_任务_
[1] 根据关于Java多线程顺序执行的文章,如果要求多线程按顺序循环打印,还能用join吗?
[2] 请逐字重复关于Java多线程顺序执行的文章中的一段文字,从“JAVA多线程顺序执行(使用”开始,一直到“就要用到join()方法了。”为止。

_阅读节选_

------------------------------------------------------------

JAVA多线程顺序执行(使用join,lock,condition,信号量)原理和java源代码
java多线程顺序执行问题
使用join
假设我要让3个线程按照顺序打印ABC,那么可以使用Join,如果要求多线程按顺序循环打印,则不能用join了
join关键字
join是Thread类的一个方法,启动线程后直接调用。在很多情况下,主线程生成并起动了子线程,如果子线程里要进行大量的耗时的运算,主线程往往将于子线程之前结束,但是如果主线程处理完其他的事务后,需要用到子线程的处理结果,也就是主线程需要等待子线程执行完成之后再结束,这个时候就要用到join()方法了。
join()的作用是:“等待该线程终止”,这里需要理解的就是该线程是指的主线程等待子线程的终止。也就是在子线程调用了join()方法后面的代码,只有等到子线程结束了才能执行。
具体代码
package googleTest;
public class ThreadTest {
public static void main(String[] args) throws InterruptedException {
Thread t1 = new Thread(new Runner("A"));
Thread t2 = new Thread(new Runner("B"));
Thread t3 = new Thread(new Runner("C"));
t1.start();
t1.join();
t2.start();
t2.join();
t3.start();
t3.join();
}
}
class Runner implements Runnable{
public String name;
Runner(String name)

------------------------------------------------------------

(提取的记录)
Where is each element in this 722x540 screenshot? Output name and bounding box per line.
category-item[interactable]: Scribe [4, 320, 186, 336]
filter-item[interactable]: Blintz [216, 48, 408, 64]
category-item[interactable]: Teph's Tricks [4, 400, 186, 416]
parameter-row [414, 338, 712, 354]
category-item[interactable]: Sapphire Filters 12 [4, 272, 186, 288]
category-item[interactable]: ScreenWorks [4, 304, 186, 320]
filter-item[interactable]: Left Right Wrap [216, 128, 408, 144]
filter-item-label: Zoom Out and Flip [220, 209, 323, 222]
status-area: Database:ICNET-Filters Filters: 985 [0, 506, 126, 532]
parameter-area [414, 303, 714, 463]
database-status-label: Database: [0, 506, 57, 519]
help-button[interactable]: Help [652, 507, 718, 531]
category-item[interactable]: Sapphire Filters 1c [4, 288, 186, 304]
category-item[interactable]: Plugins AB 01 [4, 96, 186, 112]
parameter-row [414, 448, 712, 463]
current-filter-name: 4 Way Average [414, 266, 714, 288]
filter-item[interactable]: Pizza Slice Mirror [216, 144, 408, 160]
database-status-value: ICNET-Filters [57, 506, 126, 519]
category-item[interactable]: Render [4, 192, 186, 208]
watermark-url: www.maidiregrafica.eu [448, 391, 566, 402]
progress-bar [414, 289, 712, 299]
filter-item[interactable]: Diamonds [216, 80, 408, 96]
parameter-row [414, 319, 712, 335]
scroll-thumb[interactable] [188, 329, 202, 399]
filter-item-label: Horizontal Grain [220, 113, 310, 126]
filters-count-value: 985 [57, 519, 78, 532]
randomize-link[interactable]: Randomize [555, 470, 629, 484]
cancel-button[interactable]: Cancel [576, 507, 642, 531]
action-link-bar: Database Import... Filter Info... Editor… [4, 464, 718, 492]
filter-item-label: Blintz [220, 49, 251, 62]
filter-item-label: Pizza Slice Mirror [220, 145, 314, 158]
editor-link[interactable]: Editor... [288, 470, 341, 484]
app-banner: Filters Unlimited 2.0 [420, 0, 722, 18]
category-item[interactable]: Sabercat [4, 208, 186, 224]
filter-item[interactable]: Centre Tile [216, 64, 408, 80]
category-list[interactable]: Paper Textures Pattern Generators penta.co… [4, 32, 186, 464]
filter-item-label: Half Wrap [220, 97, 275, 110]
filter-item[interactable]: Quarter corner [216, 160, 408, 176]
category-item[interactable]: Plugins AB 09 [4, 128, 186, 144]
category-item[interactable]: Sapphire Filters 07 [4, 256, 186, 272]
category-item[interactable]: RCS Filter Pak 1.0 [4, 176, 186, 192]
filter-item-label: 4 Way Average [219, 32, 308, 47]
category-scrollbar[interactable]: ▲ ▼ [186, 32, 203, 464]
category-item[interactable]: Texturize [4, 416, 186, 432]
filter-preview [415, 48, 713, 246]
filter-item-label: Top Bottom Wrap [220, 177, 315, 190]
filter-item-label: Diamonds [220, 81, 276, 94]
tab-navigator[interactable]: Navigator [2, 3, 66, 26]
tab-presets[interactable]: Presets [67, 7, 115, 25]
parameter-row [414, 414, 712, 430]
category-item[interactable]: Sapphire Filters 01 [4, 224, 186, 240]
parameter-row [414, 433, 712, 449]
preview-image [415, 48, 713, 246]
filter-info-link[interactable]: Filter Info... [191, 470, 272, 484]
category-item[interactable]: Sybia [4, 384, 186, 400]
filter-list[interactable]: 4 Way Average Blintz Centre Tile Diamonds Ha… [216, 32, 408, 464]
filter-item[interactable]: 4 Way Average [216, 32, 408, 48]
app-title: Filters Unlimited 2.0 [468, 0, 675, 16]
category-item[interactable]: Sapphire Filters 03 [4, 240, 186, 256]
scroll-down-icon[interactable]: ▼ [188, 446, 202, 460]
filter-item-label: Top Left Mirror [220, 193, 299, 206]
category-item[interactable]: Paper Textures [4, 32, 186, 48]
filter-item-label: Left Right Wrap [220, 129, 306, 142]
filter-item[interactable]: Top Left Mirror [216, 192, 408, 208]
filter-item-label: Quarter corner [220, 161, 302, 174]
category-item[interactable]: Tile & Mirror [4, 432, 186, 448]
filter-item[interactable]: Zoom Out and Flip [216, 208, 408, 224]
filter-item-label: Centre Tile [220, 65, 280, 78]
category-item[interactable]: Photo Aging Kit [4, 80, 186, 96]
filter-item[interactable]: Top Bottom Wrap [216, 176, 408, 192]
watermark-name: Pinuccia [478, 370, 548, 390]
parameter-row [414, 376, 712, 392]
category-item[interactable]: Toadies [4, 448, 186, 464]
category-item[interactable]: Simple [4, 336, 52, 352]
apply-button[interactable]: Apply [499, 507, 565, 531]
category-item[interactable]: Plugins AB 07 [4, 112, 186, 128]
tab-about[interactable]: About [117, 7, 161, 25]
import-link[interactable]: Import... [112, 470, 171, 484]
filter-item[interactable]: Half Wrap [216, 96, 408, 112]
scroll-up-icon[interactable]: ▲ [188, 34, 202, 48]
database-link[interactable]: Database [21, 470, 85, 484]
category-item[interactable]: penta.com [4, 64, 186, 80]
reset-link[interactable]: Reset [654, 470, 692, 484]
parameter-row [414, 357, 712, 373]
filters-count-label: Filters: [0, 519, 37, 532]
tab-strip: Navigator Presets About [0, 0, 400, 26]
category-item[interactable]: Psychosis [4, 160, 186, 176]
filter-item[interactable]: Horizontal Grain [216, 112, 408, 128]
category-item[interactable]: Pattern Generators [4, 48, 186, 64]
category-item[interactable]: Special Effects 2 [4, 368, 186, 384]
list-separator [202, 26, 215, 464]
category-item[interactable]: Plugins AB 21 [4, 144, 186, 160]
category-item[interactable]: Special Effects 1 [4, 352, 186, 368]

------------------------------------------------------------

_参考答案_
[1] 不能用join。

[2]
JAVA多线程顺序执行(使用join,lock,condition,信号量)原理和java源代码
java多线程顺序执行问题
使用join
假设我要让3个线程按照顺序打印ABC,那么可以使用Join,如果要求多线程按顺序循环打印,则不能用join了
join关键字
join是Thread类的一个方法,启动线程后直接调用。在很多情况下,主线程生成并起动了子线程,如果子线程里要进行大量的耗时的运算,主线程往往将于子线程之前结束,但是如果主线程处理完其他的事务后,需要用到子线程的处理结果,也就是主线程需要等待子线程执行完成之后再结束,这个时候就要用到join()方法了。